Action item:
Retype the entries below without any change.

[Text content records for pages]
=-=-=-=-=

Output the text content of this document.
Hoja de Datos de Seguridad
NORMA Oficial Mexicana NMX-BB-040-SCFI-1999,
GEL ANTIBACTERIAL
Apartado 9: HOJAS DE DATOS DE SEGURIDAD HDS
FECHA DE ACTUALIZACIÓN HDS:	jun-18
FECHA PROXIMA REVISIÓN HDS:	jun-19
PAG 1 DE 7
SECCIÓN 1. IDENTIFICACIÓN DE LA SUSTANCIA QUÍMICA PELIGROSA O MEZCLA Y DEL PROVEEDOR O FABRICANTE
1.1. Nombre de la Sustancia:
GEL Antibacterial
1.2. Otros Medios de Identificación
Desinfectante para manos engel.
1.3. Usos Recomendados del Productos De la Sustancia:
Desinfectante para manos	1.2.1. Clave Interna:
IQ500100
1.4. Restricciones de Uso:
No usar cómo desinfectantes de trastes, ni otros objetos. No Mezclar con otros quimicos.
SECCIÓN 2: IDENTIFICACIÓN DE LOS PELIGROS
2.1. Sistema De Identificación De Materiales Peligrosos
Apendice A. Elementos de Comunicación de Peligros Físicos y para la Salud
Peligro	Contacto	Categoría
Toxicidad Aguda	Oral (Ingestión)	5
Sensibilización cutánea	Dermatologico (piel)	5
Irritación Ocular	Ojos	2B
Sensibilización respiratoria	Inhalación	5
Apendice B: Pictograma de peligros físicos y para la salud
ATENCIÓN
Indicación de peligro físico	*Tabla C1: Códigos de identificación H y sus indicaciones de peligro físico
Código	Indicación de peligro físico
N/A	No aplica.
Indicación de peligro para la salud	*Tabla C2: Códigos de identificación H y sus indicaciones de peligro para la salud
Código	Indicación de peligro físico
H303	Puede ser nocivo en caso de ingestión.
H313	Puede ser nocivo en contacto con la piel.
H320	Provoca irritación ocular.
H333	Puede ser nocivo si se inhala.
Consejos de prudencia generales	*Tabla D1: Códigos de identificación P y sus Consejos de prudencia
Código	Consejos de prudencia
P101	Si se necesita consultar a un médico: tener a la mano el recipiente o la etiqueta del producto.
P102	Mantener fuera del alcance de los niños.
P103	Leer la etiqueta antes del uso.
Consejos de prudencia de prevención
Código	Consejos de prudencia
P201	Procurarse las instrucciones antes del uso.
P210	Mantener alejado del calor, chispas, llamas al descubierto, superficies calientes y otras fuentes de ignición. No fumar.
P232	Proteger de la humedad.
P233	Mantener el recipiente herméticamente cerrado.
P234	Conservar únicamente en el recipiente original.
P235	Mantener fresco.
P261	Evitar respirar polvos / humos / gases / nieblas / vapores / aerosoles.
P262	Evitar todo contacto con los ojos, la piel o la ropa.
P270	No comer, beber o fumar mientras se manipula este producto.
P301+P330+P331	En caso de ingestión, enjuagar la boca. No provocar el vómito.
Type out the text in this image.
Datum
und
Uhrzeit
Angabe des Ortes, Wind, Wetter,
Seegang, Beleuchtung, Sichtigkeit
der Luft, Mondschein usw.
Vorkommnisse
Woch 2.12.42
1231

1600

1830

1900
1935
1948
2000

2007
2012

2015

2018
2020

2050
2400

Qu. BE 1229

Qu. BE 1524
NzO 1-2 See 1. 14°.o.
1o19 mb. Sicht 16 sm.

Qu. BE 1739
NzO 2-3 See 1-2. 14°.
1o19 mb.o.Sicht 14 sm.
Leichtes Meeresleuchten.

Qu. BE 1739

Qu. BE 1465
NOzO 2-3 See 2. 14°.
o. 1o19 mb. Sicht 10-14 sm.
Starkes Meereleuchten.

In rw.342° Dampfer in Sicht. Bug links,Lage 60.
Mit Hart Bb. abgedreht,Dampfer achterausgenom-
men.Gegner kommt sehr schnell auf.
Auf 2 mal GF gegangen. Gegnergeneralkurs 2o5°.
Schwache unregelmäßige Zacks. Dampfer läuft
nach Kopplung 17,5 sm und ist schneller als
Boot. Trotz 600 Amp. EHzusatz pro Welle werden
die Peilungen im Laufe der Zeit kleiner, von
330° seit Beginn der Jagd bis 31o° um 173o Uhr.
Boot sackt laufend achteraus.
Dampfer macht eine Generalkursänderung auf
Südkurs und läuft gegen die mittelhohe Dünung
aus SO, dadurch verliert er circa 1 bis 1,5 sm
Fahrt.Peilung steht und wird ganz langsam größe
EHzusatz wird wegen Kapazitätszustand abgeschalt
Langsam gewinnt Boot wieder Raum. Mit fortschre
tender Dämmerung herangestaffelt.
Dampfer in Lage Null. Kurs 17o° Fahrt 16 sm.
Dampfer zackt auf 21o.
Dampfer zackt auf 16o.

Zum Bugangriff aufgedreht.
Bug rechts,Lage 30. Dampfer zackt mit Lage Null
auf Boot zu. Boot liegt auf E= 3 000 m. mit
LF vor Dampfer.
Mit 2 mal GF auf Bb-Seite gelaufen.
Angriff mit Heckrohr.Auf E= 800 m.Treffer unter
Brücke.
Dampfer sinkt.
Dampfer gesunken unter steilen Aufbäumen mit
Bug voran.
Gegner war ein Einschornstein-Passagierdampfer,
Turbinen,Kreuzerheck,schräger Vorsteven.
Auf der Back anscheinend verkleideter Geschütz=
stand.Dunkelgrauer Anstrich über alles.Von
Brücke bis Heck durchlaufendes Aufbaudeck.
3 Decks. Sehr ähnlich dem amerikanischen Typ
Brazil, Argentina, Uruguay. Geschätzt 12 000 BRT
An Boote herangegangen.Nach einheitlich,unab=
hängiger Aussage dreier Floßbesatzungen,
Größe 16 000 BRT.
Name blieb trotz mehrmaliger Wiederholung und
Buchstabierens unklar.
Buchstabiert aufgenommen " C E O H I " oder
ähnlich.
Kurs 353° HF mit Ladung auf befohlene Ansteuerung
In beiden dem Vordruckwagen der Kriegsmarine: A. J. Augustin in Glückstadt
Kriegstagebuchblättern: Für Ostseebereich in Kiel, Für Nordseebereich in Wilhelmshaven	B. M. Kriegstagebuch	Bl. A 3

=-=-=-=-=

Solution to the problem:
Output the text content of this document.
Hoja de Datos de Seguridad
NORMA Oficial Mexicana NMX-BB-040-SCFI-1999,
GEL ANTIBACTERIAL
Apartado 9: HOJAS DE DATOS DE SEGURIDAD HDS
FECHA DE ACTUALIZACIÓN HDS:	jun-18
FECHA PROXIMA REVISIÓN HDS:	jun-19
PAG 1 DE 7
SECCIÓN 1. IDENTIFICACIÓN DE LA SUSTANCIA QUÍMICA PELIGROSA O MEZCLA Y DEL PROVEEDOR O FABRICANTE
1.1. Nombre de la Sustancia:
GEL Antibacterial
1.2. Otros Medios de Identificación
Desinfectante para manos engel.
1.3. Usos Recomendados del Productos De la Sustancia:
Desinfectante para manos	1.2.1. Clave Interna:
IQ500100
1.4. Restricciones de Uso:
No usar cómo desinfectantes de trastes, ni otros objetos. No Mezclar con otros quimicos.
SECCIÓN 2: IDENTIFICACIÓN DE LOS PELIGROS
2.1. Sistema De Identificación De Materiales Peligrosos
Apendice A. Elementos de Comunicación de Peligros Físicos y para la Salud
Peligro	Contacto	Categoría
Toxicidad Aguda	Oral (Ingestión)	5
Sensibilización cutánea	Dermatologico (piel)	5
Irritación Ocular	Ojos	2B
Sensibilización respiratoria	Inhalación	5
Apendice B: Pictograma de peligros físicos y para la salud
ATENCIÓN
Indicación de peligro físico	*Tabla C1: Códigos de identificación H y sus indicaciones de peligro físico
Código	Indicación de peligro físico
N/A	No aplica.
Indicación de peligro para la salud	*Tabla C2: Códigos de identificación H y sus indicaciones de peligro para la salud
Código	Indicación de peligro físico
H303	Puede ser nocivo en caso de ingestión.
H313	Puede ser nocivo en contacto con la piel.
H320	Provoca irritación ocular.
H333	Puede ser nocivo si se inhala.
Consejos de prudencia generales	*Tabla D1: Códigos de identificación P y sus Consejos de prudencia
Código	Consejos de prudencia
P101	Si se necesita consultar a un médico: tener a la mano el recipiente o la etiqueta del producto.
P102	Mantener fuera del alcance de los niños.
P103	Leer la etiqueta antes del uso.
Consejos de prudencia de prevención
Código	Consejos de prudencia
P201	Procurarse las instrucciones antes del uso.
P210	Mantener alejado del calor, chispas, llamas al descubierto, superficies calientes y otras fuentes de ignición. No fumar.
P232	Proteger de la humedad.
P233	Mantener el recipiente herméticamente cerrado.
P234	Conservar únicamente en el recipiente original.
P235	Mantener fresco.
P261	Evitar respirar polvos / humos / gases / nieblas / vapores / aerosoles.
P262	Evitar todo contacto con los ojos, la piel o la ropa.
P270	No comer, beber o fumar mientras se manipula este producto.
P301+P330+P331	En caso de ingestión, enjuagar la boca. No provocar el vómito.
Type out the text in this image.
Datum
und
Uhrzeit
Angabe des Ortes, Wind, Wetter,
Seegang, Beleuchtung, Sichtigkeit
der Luft, Mondschein usw.
Vorkommnisse
Woch 2.12.42
1231

1600

1830

1900
1935
1948
2000

2007
2012

2015

2018
2020

2050
2400

Qu. BE 1229

Qu. BE 1524
NzO 1-2 See 1. 14°.o.
1o19 mb. Sicht 16 sm.

Qu. BE 1739
NzO 2-3 See 1-2. 14°.
1o19 mb.o.Sicht 14 sm.
Leichtes Meeresleuchten.

Qu. BE 1739

Qu. BE 1465
NOzO 2-3 See 2. 14°.
o. 1o19 mb. Sicht 10-14 sm.
Starkes Meereleuchten.

In rw.342° Dampfer in Sicht. Bug links,Lage 60.
Mit Hart Bb. abgedreht,Dampfer achterausgenom-
men.Gegner kommt sehr schnell auf.
Auf 2 mal GF gegangen. Gegnergeneralkurs 2o5°.
Schwache unregelmäßige Zacks. Dampfer läuft
nach Kopplung 17,5 sm und ist schneller als
Boot. Trotz 600 Amp. EHzusatz pro Welle werden
die Peilungen im Laufe der Zeit kleiner, von
330° seit Beginn der Jagd bis 31o° um 173o Uhr.
Boot sackt laufend achteraus.
Dampfer macht eine Generalkursänderung auf
Südkurs und läuft gegen die mittelhohe Dünung
aus SO, dadurch verliert er circa 1 bis 1,5 sm
Fahrt.Peilung steht und wird ganz langsam größe
EHzusatz wird wegen Kapazitätszustand abgeschalt
Langsam gewinnt Boot wieder Raum. Mit fortschre
tender Dämmerung herangestaffelt.
Dampfer in Lage Null. Kurs 17o° Fahrt 16 sm.
Dampfer zackt auf 21o.
Dampfer zackt auf 16o.

Zum Bugangriff aufgedreht.
Bug rechts,Lage 30. Dampfer zackt mit Lage Null
auf Boot zu. Boot liegt auf E= 3 000 m. mit
LF vor Dampfer.
Mit 2 mal GF auf Bb-Seite gelaufen.
Angriff mit Heckrohr.Auf E= 800 m.Treffer unter
Brücke.
Dampfer sinkt.
Dampfer gesunken unter steilen Aufbäumen mit
Bug voran.
Gegner war ein Einschornstein-Passagierdampfer,
Turbinen,Kreuzerheck,schräger Vorsteven.
Auf der Back anscheinend verkleideter Geschütz=
stand.Dunkelgrauer Anstrich über alles.Von
Brücke bis Heck durchlaufendes Aufbaudeck.
3 Decks. Sehr ähnlich dem amerikanischen Typ
Brazil, Argentina, Uruguay. Geschätzt 12 000 BRT
An Boote herangegangen.Nach einheitlich,unab=
hängiger Aussage dreier Floßbesatzungen,
Größe 16 000 BRT.
Name blieb trotz mehrmaliger Wiederholung und
Buchstabierens unklar.
Buchstabiert aufgenommen " C E O H I " oder
ähnlich.
Kurs 353° HF mit Ladung auf befohlene Ansteuerung
In beiden dem Vordruckwagen der Kriegsmarine: A. J. Augustin in Glückstadt
Kriegstagebuchblättern: Für Ostseebereich in Kiel, Für Nordseebereich in Wilhelmshaven	B. M. Kriegstagebuch	Bl. A 3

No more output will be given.